[Data listing]:
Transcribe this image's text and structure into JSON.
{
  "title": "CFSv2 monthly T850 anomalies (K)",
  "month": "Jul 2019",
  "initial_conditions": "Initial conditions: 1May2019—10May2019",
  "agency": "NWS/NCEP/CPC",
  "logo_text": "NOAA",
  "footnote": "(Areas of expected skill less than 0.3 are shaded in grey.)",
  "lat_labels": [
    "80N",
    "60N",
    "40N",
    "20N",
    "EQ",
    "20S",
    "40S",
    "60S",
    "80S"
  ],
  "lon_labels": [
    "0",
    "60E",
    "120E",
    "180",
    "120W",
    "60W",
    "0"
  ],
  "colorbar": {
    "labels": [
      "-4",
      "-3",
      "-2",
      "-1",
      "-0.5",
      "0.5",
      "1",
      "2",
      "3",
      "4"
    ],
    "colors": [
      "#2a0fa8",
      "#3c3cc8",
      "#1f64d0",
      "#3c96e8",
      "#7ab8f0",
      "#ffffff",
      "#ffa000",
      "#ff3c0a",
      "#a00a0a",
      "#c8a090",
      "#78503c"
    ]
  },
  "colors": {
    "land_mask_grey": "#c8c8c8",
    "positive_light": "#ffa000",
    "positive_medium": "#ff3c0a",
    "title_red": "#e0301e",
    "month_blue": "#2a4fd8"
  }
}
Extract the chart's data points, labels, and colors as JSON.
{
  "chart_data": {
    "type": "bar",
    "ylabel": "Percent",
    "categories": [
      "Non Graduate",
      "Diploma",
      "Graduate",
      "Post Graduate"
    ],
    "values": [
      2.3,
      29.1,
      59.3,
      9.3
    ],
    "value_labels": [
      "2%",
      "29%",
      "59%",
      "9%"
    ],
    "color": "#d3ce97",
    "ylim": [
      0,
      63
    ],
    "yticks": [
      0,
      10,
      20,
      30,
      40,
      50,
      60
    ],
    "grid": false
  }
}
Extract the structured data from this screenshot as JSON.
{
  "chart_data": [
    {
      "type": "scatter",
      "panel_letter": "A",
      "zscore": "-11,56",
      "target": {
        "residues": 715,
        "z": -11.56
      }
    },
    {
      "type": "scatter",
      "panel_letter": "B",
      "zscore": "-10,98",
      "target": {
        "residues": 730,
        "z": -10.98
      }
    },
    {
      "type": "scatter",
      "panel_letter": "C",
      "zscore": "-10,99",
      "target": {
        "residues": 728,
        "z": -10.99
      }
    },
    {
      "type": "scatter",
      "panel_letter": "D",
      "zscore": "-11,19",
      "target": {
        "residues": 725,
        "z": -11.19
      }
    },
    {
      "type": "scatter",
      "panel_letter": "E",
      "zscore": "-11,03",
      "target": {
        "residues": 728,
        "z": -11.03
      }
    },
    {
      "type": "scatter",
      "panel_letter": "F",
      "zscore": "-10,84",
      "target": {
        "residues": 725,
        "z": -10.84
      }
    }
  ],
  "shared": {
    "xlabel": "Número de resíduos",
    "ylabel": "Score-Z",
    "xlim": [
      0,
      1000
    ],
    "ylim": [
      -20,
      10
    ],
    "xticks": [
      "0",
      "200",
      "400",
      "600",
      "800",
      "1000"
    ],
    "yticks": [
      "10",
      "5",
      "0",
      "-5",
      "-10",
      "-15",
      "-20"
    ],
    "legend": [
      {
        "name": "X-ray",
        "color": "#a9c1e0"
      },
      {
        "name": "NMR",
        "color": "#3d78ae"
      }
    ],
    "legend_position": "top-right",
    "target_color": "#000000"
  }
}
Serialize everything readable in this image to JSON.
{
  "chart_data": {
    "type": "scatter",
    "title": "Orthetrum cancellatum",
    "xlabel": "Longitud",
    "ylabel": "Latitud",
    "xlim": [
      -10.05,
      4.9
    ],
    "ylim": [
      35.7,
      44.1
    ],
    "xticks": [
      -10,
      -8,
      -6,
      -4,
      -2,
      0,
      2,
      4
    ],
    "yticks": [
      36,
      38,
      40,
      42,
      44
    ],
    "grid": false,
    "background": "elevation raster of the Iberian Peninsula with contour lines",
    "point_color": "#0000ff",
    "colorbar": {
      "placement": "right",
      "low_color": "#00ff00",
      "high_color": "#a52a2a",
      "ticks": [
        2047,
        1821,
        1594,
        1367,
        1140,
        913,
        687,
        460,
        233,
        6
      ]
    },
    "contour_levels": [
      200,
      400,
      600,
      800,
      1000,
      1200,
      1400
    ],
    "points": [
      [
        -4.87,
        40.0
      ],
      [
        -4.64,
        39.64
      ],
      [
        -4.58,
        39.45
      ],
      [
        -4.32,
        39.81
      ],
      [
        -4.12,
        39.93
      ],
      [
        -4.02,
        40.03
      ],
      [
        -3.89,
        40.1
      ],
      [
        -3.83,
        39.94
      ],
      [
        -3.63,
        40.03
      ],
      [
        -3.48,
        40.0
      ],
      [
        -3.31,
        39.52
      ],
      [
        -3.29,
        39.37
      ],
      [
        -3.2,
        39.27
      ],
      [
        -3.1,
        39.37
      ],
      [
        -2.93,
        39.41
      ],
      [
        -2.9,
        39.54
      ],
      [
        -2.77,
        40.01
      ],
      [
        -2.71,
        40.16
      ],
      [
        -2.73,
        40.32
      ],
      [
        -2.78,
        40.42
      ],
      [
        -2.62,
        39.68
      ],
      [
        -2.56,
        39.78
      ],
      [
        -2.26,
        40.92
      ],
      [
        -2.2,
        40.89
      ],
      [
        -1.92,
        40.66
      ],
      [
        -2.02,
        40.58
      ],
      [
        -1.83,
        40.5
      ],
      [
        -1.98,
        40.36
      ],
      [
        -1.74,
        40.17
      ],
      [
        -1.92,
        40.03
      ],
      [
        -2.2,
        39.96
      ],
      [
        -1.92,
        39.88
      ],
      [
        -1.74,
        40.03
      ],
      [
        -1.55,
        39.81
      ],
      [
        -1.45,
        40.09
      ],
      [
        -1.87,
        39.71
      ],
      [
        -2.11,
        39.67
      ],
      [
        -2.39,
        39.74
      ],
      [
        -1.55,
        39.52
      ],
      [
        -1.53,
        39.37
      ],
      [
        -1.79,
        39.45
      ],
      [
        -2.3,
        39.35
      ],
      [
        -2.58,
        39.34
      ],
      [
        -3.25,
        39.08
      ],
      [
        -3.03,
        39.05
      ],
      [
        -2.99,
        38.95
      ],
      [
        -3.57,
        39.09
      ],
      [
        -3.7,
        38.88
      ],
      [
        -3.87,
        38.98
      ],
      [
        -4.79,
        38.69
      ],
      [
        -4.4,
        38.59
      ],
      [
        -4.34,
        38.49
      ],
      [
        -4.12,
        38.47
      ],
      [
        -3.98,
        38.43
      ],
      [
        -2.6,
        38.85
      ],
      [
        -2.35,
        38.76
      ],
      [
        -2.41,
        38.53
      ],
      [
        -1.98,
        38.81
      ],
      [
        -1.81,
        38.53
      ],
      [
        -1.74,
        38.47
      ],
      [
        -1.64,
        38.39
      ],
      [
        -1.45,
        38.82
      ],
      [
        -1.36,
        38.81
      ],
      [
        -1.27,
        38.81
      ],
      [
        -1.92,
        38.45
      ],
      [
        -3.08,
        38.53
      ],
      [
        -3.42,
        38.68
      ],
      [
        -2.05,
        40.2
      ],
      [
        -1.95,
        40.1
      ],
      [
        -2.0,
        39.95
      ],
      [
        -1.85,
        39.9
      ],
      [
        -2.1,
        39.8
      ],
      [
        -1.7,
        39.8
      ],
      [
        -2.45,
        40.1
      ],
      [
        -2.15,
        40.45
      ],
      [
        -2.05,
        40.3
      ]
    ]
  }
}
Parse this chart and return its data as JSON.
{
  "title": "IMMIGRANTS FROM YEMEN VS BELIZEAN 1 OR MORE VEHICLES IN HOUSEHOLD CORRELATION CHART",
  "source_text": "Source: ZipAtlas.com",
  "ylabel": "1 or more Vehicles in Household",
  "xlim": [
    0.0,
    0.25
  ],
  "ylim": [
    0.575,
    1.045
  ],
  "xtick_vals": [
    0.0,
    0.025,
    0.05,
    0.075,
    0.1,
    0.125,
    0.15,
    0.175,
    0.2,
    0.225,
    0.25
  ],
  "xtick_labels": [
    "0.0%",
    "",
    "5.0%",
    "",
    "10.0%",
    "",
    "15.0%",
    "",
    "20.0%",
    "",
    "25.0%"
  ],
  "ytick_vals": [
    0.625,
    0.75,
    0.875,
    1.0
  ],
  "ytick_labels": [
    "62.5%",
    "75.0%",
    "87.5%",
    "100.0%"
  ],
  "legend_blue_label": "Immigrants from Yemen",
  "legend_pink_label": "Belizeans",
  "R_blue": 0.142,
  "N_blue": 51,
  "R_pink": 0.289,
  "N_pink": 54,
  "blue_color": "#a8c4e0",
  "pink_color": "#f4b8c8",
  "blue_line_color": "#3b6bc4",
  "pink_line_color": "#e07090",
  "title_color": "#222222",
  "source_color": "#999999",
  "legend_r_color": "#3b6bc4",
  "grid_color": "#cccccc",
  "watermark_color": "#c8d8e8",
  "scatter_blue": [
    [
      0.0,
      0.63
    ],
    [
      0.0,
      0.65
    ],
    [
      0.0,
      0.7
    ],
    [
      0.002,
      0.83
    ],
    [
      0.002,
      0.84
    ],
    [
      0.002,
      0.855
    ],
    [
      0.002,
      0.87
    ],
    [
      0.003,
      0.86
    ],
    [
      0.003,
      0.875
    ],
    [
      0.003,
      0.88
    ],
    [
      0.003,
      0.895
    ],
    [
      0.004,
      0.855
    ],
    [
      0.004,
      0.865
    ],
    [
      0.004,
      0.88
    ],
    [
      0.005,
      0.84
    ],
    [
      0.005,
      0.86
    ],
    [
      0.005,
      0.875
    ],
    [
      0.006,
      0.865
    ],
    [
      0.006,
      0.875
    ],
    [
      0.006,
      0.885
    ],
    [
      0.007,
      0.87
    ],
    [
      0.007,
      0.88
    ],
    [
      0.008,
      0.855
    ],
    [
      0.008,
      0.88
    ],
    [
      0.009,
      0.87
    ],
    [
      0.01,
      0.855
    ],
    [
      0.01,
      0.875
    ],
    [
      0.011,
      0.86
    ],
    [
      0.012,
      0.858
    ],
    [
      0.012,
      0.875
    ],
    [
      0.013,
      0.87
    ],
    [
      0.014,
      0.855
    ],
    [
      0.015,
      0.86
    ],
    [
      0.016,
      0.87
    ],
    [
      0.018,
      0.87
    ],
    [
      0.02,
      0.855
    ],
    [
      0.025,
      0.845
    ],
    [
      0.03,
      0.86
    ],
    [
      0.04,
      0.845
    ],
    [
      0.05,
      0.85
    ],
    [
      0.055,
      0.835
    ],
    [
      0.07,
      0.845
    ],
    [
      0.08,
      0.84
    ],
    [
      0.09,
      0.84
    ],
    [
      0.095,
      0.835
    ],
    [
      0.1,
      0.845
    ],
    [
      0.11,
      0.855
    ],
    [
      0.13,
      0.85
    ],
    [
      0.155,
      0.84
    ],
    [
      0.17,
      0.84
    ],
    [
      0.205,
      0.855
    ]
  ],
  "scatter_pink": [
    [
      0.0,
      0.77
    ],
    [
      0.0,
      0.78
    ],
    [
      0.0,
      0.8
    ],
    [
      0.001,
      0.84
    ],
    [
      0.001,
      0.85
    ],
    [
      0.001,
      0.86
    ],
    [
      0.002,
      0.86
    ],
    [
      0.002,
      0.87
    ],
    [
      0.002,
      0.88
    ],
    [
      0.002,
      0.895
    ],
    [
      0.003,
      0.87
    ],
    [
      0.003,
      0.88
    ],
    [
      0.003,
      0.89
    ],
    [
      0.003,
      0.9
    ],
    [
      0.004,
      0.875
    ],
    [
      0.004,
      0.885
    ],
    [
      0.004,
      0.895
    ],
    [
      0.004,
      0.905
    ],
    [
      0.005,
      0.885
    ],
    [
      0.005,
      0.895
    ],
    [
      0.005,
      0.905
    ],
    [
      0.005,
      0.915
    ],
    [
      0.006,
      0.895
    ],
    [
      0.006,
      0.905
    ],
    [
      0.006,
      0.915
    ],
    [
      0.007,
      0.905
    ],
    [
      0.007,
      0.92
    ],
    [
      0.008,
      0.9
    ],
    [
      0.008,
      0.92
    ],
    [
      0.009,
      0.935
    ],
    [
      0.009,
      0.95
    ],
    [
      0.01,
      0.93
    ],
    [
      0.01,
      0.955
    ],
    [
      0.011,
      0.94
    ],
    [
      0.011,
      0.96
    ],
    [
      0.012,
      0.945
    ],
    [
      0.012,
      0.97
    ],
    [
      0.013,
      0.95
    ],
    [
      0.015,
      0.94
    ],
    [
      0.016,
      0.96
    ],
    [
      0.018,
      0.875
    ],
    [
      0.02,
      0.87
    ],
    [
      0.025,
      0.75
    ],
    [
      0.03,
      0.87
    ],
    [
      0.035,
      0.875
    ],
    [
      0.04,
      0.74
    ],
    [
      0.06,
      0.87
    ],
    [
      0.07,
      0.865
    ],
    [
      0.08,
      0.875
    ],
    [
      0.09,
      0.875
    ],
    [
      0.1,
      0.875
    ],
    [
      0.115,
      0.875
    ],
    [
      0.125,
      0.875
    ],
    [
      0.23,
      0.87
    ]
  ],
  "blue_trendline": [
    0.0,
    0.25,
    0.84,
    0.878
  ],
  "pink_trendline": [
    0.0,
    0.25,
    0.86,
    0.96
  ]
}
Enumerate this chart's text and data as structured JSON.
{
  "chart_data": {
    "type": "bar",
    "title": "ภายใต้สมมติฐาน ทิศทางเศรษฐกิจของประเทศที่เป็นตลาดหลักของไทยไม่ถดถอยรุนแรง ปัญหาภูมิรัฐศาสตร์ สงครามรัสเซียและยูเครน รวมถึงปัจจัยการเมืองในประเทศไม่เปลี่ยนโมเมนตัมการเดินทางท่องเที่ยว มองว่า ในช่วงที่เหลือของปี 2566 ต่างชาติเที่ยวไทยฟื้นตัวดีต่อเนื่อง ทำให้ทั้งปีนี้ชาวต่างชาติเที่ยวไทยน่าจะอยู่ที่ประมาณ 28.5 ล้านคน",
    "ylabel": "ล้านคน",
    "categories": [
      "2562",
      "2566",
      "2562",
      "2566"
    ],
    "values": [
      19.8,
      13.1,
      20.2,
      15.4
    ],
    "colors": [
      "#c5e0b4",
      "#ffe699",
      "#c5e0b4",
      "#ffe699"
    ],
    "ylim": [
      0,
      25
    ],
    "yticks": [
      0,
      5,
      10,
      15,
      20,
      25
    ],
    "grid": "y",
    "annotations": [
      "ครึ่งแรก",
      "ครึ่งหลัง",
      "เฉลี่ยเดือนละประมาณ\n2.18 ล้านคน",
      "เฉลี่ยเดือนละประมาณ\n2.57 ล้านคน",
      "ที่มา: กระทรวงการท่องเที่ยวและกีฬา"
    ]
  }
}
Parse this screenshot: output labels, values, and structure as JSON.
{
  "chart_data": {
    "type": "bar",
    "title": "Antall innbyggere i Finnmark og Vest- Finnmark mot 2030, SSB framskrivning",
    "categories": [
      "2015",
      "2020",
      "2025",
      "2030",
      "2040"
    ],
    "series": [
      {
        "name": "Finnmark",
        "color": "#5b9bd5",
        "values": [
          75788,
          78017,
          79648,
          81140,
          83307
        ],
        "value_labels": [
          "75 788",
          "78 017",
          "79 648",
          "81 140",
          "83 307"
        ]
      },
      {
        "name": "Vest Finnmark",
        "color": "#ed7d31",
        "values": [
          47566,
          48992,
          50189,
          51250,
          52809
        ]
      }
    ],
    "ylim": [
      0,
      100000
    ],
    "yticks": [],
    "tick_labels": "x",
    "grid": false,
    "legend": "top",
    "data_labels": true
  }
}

[Instruction]: Count every line of the material above that holds the string "colors", then state only the total.

[Answer in full]: 4